● Task:
In the data below, find every line that has the string "assure", and copy it.

● Records shown:
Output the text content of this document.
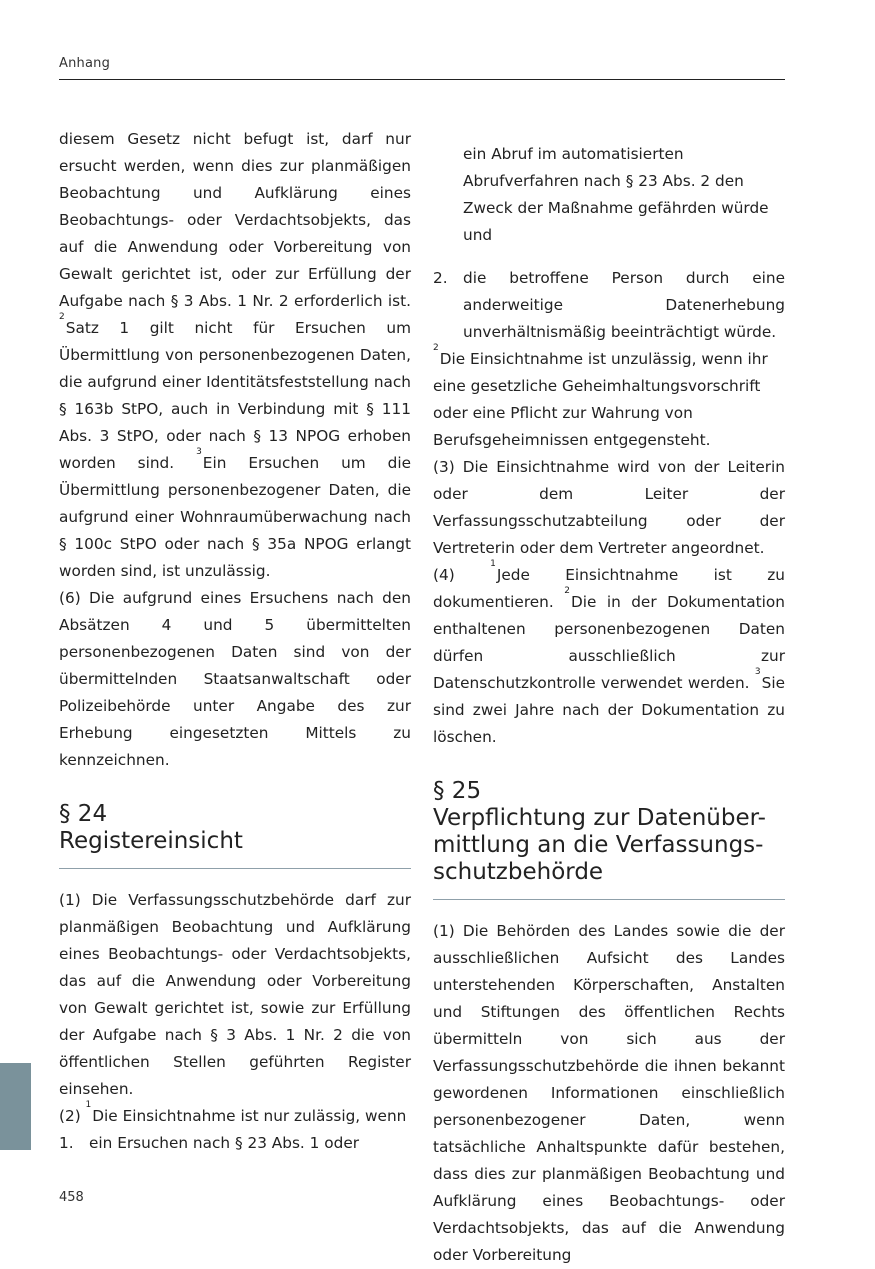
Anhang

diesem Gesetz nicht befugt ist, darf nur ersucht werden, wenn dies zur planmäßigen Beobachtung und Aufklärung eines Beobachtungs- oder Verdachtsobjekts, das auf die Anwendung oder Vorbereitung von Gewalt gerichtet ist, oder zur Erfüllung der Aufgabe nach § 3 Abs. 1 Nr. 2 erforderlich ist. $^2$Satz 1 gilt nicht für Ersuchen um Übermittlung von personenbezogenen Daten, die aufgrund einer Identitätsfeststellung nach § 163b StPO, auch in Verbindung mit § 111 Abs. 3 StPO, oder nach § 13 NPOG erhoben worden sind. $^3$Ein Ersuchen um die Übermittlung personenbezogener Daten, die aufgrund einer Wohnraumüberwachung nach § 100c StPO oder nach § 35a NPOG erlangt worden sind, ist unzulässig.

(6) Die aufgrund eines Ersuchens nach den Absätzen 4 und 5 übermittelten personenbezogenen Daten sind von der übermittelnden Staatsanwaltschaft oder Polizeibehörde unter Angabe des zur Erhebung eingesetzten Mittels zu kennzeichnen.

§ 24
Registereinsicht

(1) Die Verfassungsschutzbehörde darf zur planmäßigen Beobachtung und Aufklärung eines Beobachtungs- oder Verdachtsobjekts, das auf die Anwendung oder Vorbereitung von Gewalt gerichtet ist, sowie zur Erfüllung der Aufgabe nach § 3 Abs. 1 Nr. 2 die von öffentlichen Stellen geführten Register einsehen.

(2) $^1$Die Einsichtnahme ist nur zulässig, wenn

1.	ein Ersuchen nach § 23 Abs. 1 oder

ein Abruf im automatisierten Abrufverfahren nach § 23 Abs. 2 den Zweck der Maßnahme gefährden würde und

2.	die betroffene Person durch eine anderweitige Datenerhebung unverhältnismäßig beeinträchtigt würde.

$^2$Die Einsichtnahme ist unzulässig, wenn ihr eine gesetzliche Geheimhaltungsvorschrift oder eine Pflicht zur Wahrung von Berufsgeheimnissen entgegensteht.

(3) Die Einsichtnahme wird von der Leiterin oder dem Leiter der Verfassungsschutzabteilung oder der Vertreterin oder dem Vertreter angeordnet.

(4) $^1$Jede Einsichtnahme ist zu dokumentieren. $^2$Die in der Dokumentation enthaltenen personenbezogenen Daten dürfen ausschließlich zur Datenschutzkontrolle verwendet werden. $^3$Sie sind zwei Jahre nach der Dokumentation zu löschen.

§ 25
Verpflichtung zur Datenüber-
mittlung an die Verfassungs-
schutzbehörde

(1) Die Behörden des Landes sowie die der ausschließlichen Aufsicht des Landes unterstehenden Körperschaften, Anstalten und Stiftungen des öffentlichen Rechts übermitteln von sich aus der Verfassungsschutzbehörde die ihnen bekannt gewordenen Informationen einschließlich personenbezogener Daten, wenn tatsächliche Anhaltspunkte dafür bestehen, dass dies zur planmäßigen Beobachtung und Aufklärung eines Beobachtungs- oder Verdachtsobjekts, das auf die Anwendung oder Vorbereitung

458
* * *
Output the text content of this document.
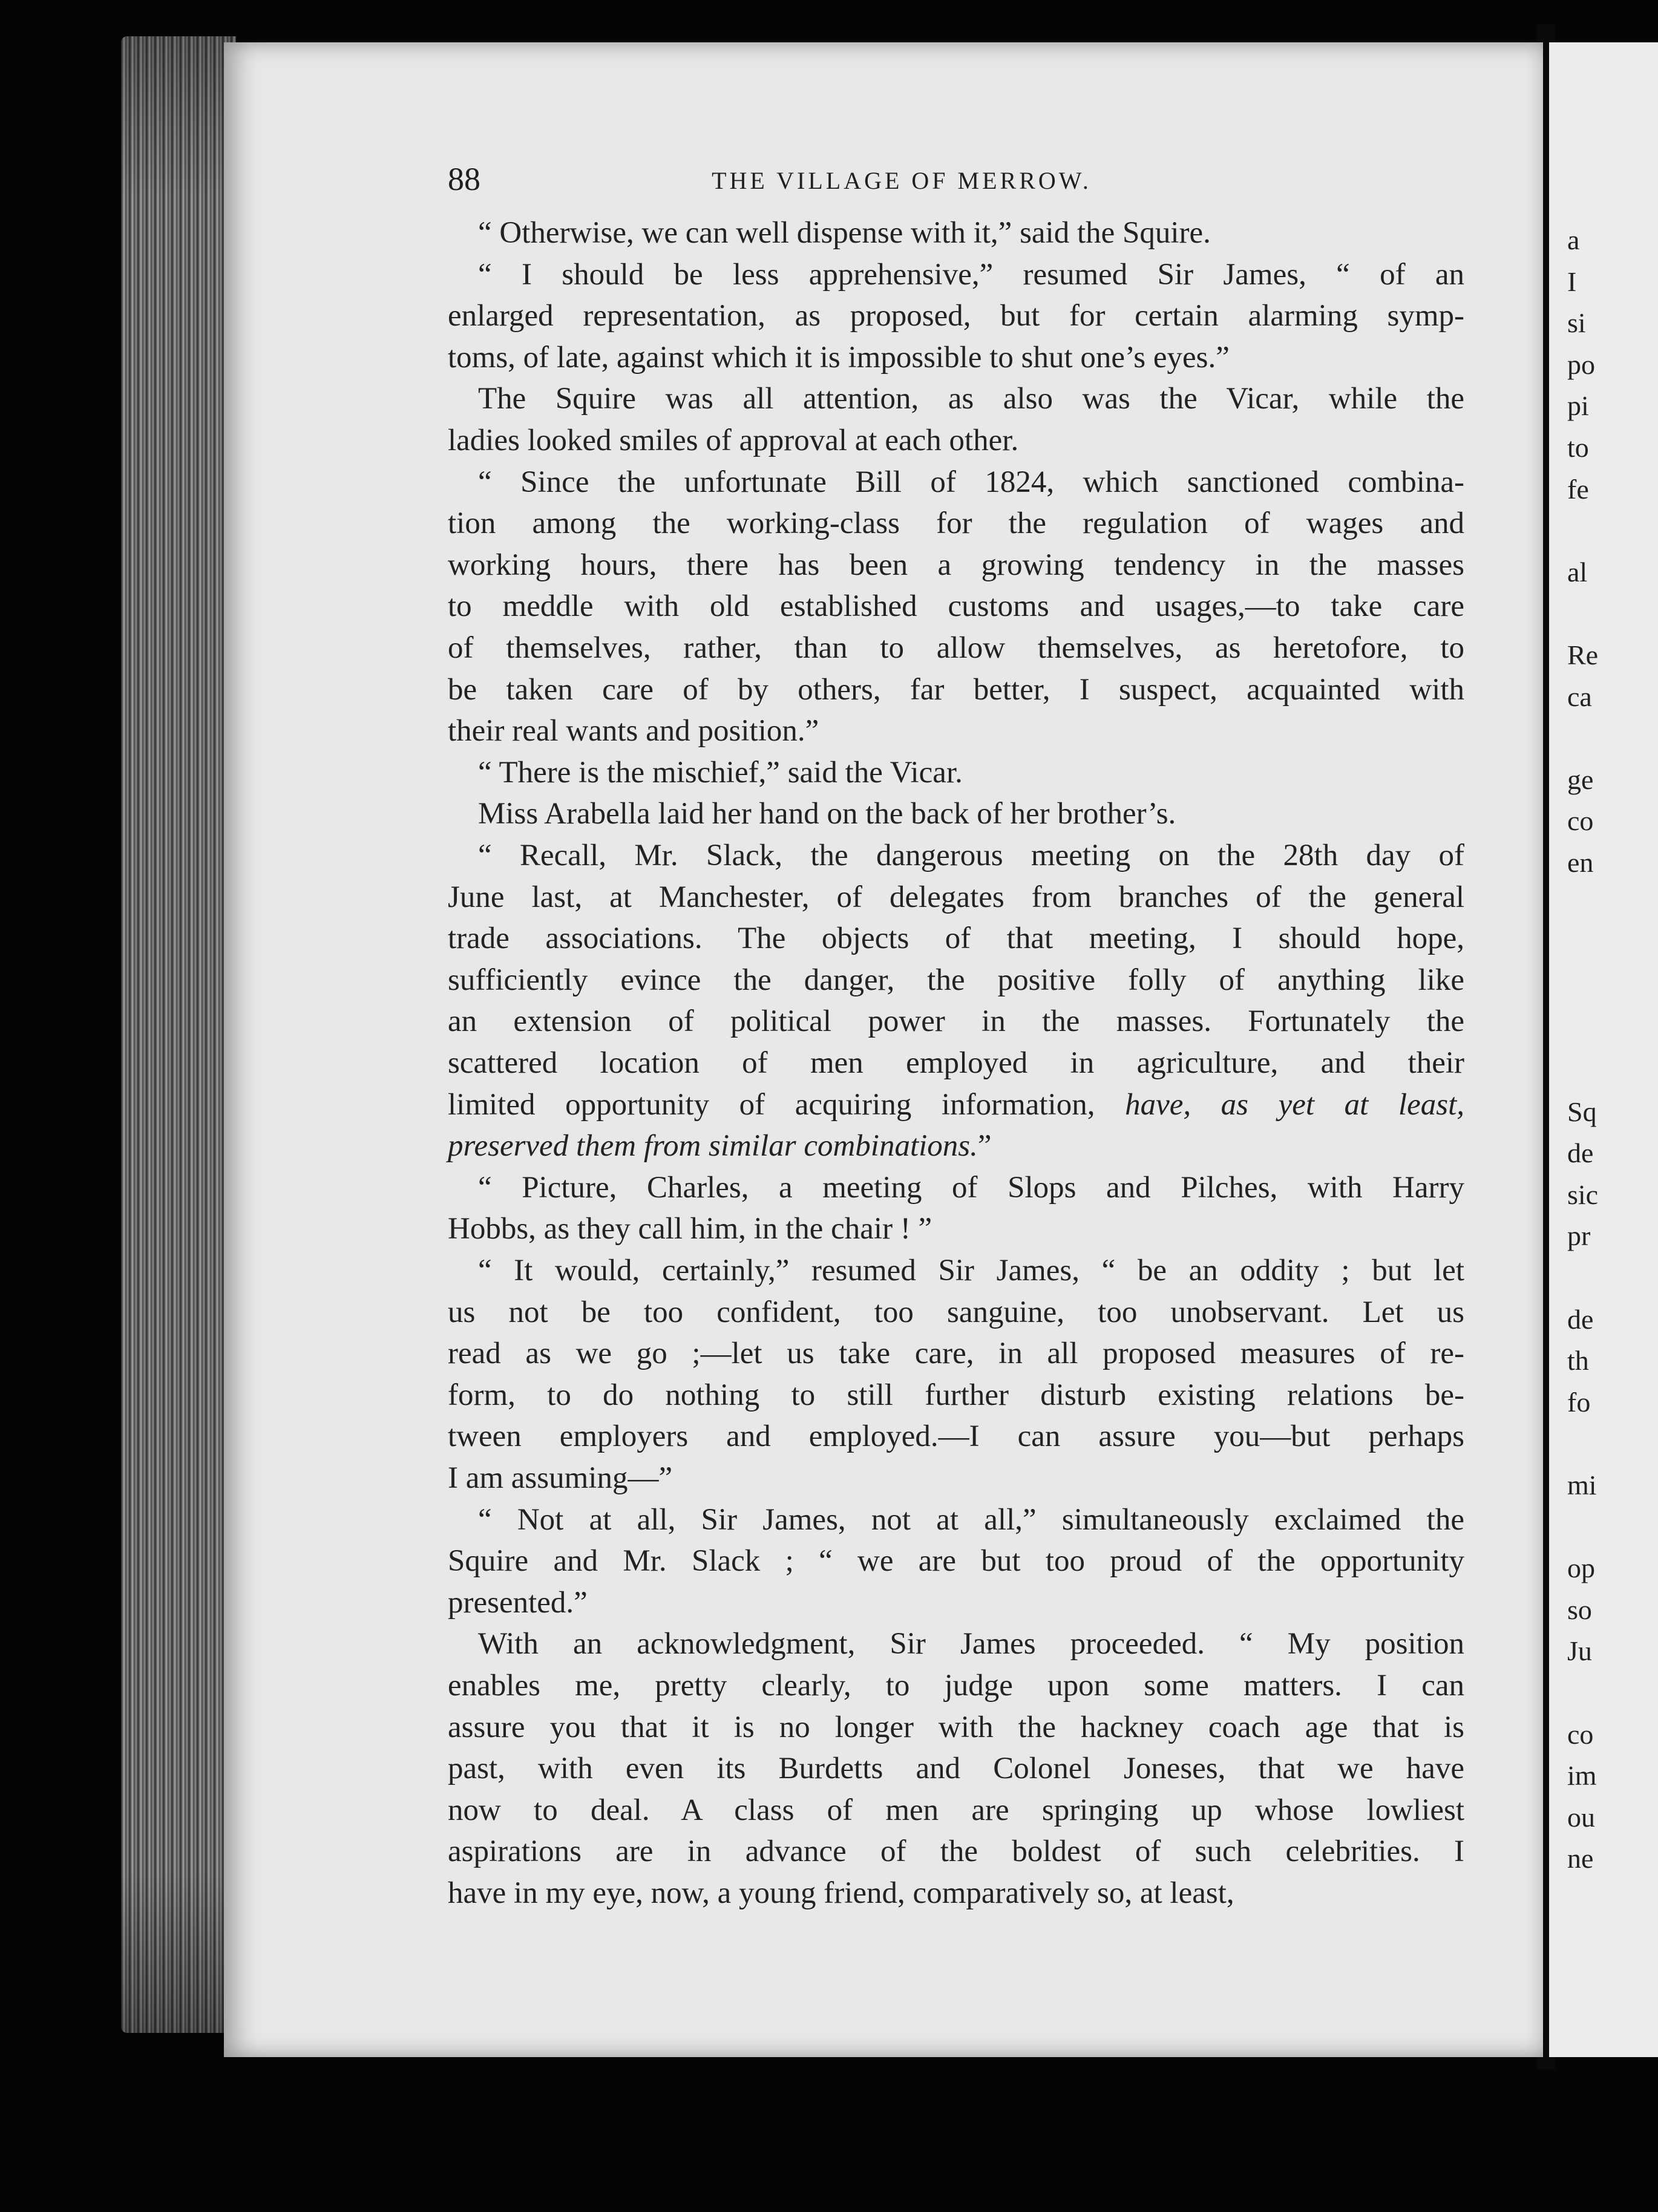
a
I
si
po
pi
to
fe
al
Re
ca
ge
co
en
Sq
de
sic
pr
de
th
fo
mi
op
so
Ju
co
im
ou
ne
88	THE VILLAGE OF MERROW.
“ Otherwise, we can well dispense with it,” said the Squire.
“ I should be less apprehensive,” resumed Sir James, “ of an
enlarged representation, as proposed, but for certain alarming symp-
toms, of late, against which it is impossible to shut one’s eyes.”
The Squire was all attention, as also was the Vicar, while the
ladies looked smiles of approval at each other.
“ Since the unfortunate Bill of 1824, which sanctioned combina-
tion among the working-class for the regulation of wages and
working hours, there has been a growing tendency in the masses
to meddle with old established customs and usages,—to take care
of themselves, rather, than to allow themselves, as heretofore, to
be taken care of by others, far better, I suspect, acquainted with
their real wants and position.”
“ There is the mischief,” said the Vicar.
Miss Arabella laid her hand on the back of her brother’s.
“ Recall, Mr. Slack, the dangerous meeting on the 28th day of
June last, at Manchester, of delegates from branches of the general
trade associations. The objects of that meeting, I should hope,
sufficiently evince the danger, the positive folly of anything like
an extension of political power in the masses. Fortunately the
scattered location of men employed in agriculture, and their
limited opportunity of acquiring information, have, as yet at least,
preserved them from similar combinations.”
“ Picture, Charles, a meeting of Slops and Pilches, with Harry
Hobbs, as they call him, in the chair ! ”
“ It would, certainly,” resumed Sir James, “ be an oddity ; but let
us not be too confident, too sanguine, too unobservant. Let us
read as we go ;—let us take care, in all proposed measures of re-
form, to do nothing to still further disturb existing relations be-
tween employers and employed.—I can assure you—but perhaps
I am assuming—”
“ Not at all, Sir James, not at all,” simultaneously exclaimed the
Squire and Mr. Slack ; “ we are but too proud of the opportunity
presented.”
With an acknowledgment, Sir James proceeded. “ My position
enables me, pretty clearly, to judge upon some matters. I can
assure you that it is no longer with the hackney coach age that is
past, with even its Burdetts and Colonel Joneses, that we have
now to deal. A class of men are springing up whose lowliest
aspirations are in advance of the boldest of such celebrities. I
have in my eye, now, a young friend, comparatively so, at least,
* * *
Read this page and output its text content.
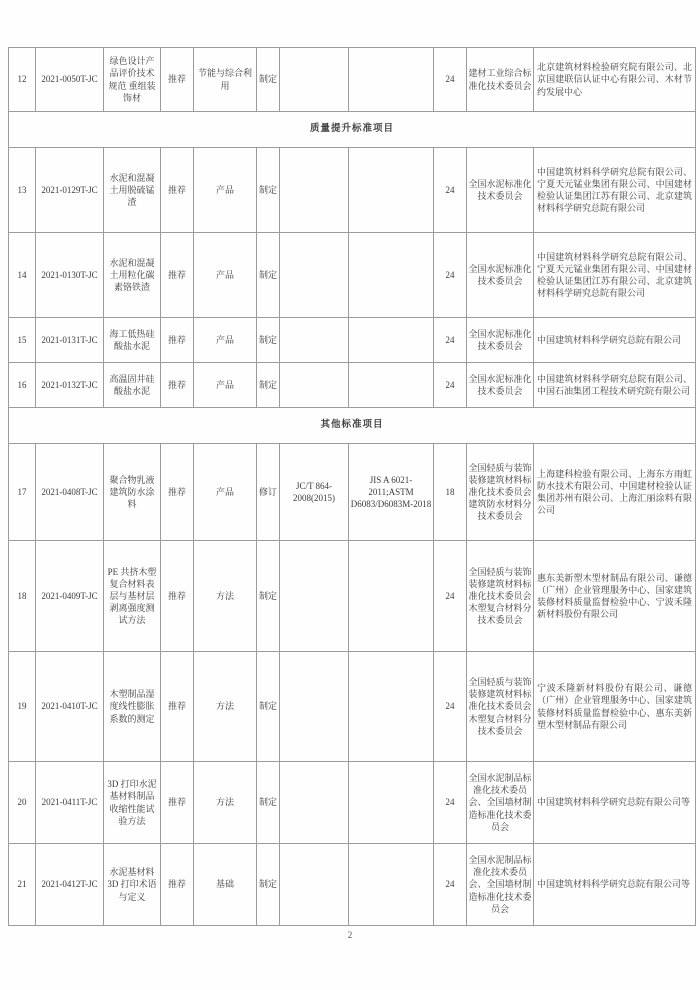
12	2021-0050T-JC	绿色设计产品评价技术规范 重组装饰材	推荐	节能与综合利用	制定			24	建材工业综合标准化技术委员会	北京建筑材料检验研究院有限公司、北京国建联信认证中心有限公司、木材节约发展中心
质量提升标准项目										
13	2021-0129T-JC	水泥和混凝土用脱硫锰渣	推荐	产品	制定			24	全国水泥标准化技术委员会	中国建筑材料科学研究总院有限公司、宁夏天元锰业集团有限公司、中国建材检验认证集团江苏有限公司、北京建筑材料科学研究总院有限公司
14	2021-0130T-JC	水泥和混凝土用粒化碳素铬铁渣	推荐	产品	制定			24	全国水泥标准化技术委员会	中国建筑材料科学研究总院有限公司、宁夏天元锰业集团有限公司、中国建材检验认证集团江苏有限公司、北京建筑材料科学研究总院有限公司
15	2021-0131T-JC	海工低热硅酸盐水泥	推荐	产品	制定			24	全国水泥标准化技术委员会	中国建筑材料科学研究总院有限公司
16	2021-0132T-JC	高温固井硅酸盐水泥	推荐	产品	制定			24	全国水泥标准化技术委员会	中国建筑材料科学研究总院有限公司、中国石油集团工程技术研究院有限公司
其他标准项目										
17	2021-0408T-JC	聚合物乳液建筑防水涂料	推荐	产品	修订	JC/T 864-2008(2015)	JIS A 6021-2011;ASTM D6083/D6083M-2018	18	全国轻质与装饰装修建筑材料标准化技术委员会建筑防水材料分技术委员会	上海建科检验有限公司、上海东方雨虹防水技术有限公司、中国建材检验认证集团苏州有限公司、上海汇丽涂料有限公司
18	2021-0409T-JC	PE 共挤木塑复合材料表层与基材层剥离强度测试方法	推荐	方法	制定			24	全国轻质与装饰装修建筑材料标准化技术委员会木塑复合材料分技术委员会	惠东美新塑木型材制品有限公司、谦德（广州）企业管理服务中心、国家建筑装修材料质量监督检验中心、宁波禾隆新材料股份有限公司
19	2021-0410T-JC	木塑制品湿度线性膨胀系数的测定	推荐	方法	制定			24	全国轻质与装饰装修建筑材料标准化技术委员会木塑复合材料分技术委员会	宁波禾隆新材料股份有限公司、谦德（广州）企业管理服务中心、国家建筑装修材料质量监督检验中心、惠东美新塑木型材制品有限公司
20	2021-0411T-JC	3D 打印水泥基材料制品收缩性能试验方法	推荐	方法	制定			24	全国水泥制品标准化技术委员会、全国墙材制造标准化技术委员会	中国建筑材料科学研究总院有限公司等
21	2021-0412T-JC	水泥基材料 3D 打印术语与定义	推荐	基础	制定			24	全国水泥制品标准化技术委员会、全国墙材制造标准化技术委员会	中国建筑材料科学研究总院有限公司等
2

● Problem solution:
tween employers and employed.—I can assure you—but perhaps
assure you that it is no longer with the hackney coach age that is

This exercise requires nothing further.